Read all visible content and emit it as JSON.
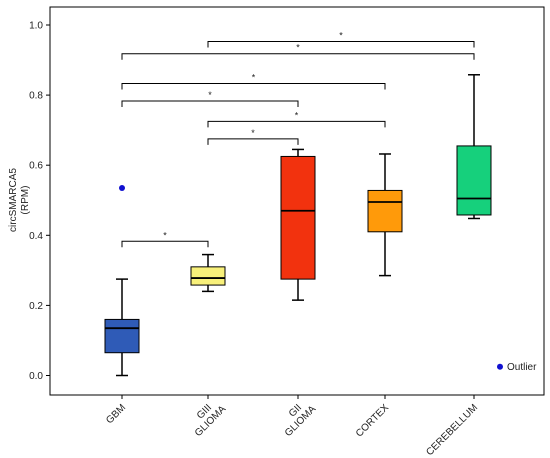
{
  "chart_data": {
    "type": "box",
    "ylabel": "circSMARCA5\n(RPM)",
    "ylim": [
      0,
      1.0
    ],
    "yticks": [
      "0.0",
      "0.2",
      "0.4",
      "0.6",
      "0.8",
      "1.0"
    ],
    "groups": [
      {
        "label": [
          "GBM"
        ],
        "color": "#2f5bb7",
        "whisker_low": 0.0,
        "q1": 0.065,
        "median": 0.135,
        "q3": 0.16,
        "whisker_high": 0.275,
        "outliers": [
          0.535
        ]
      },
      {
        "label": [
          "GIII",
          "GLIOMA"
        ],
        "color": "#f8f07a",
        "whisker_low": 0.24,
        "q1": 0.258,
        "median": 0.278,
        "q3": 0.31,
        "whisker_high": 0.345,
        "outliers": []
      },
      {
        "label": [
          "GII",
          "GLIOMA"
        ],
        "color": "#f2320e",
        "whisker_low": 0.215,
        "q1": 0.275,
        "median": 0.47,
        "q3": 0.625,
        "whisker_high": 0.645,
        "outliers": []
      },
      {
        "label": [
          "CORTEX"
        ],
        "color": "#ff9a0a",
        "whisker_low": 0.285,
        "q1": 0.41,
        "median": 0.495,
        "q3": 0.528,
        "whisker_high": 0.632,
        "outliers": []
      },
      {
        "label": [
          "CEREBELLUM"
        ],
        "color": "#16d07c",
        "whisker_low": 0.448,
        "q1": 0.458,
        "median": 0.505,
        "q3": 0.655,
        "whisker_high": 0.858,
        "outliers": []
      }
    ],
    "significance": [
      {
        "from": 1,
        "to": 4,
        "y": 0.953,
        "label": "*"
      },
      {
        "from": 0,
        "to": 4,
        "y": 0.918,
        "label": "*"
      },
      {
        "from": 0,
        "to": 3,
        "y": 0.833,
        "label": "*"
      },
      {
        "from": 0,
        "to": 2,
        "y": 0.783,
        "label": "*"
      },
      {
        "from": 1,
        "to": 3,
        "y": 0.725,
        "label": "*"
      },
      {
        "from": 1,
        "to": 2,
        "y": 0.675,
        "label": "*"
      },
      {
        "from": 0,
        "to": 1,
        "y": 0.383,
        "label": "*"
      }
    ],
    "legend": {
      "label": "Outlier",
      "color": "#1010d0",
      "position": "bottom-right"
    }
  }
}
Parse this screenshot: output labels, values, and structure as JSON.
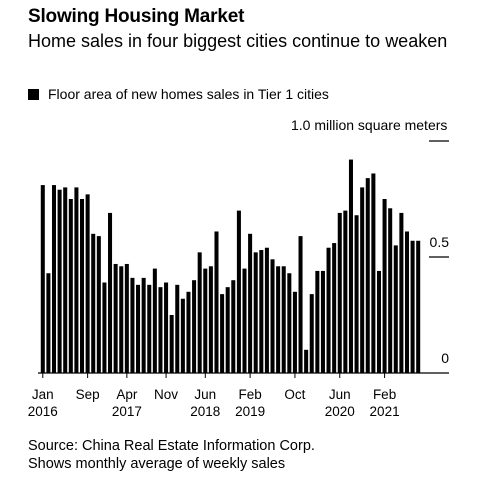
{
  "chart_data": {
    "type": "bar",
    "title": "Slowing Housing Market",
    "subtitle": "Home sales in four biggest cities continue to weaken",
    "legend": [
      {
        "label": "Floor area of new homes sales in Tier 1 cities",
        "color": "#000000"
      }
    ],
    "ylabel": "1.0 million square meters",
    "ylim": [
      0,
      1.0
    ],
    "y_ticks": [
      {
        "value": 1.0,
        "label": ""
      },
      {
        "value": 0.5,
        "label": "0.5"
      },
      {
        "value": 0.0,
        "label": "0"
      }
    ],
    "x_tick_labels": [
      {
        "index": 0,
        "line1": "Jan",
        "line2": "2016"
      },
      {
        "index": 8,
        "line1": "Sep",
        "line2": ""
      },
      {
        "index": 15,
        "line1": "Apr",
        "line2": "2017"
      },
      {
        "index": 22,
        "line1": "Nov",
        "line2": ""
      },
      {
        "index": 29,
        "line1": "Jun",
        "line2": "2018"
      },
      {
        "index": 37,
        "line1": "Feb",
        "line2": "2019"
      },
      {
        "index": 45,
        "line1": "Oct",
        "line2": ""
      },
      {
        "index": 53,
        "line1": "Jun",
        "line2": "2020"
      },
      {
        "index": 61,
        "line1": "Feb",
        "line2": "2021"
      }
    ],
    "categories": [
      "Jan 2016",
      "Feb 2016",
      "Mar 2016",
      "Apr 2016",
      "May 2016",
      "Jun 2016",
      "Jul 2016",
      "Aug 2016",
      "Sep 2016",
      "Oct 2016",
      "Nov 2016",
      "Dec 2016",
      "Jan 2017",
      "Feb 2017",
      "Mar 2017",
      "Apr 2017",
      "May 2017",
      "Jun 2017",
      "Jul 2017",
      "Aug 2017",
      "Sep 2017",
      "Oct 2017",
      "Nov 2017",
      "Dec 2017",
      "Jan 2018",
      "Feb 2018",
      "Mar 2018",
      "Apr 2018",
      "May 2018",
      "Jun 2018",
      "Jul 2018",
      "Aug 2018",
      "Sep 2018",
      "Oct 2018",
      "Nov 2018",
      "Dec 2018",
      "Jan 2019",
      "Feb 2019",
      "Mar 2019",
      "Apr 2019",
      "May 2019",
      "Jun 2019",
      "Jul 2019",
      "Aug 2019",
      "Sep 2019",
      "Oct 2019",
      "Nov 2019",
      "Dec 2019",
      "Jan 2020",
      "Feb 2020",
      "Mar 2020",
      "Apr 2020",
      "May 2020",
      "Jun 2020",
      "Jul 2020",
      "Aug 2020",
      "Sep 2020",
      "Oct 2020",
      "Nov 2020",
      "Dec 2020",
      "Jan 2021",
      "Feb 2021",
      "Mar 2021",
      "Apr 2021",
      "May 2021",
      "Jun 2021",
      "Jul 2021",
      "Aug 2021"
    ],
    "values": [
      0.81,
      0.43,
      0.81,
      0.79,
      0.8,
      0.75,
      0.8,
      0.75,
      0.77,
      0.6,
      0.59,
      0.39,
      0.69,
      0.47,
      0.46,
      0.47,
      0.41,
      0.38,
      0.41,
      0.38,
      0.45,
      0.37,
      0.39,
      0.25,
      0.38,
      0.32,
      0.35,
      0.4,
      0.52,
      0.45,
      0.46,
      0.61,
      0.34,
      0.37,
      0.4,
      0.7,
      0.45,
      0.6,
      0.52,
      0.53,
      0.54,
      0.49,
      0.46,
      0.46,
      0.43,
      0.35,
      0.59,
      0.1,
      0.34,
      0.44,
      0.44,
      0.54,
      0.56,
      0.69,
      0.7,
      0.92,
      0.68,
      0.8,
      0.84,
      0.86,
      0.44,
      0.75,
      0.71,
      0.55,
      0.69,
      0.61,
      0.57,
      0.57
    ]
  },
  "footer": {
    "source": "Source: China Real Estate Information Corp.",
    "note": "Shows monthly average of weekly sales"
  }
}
-.-.-
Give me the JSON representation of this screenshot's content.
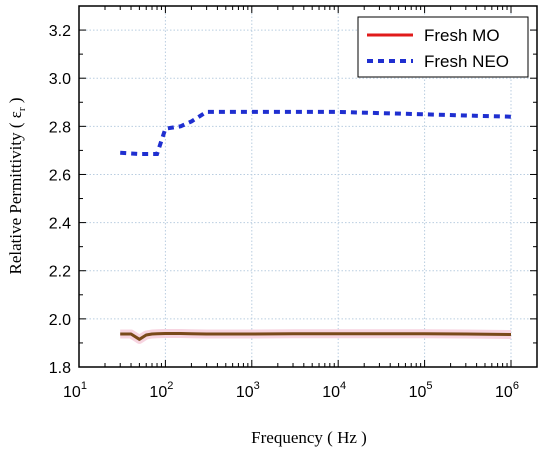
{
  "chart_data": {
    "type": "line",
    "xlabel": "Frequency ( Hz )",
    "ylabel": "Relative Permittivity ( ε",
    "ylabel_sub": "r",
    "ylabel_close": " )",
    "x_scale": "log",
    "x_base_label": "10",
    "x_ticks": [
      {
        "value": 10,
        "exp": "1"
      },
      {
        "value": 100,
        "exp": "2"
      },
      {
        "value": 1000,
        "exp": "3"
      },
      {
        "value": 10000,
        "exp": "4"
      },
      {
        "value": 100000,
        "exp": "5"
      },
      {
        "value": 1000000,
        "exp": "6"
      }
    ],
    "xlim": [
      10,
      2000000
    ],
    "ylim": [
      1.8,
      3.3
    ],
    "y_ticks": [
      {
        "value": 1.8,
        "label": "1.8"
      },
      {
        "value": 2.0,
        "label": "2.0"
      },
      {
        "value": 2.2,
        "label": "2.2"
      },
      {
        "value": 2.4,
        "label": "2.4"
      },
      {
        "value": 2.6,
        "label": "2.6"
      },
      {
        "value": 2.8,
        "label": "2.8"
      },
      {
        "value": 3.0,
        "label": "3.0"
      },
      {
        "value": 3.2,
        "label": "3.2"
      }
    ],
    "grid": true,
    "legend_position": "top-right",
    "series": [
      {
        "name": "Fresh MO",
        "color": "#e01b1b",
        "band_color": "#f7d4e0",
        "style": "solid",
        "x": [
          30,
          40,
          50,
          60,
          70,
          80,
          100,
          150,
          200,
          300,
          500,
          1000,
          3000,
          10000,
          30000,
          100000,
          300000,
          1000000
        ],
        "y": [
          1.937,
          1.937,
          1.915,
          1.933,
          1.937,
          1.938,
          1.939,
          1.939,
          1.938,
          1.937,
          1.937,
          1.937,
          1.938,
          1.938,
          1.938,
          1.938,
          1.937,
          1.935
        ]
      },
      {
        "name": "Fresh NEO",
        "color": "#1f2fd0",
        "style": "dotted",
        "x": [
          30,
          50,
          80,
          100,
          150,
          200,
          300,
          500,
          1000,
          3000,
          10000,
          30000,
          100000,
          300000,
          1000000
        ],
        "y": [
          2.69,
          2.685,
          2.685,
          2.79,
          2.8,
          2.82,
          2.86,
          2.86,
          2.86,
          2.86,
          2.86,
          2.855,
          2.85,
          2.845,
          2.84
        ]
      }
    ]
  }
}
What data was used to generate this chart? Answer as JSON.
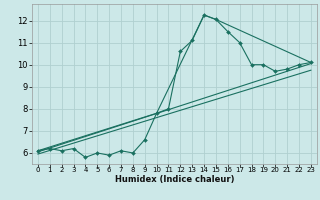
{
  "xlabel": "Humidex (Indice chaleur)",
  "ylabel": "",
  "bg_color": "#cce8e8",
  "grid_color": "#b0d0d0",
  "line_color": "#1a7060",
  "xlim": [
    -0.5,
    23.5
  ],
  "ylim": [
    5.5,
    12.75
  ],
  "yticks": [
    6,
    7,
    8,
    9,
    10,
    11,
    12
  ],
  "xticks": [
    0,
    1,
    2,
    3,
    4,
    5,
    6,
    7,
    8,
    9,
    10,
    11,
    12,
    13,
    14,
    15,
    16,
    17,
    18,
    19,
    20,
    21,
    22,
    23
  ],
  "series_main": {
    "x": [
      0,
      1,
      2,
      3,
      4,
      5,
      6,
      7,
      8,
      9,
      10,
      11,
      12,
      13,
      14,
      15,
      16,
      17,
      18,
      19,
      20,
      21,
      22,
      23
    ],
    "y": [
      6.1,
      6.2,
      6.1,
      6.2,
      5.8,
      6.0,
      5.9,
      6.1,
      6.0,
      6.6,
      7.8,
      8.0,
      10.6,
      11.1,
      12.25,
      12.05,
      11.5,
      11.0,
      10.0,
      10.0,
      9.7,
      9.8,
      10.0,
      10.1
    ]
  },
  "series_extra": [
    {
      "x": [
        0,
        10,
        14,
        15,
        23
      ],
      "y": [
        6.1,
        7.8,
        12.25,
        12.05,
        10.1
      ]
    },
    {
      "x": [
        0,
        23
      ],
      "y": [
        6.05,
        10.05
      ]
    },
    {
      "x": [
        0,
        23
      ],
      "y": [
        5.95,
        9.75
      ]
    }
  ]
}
-.-.-
→ **SET PROBLEM**: Find the word "xlabel" in the records and pull out each line that has it.

→ **OUTPUT FOR THIS EXERCISE**:
    "xlabel": "Frequency ( Hz )",
  "xlabel": "Humidex (Indice chaleur)",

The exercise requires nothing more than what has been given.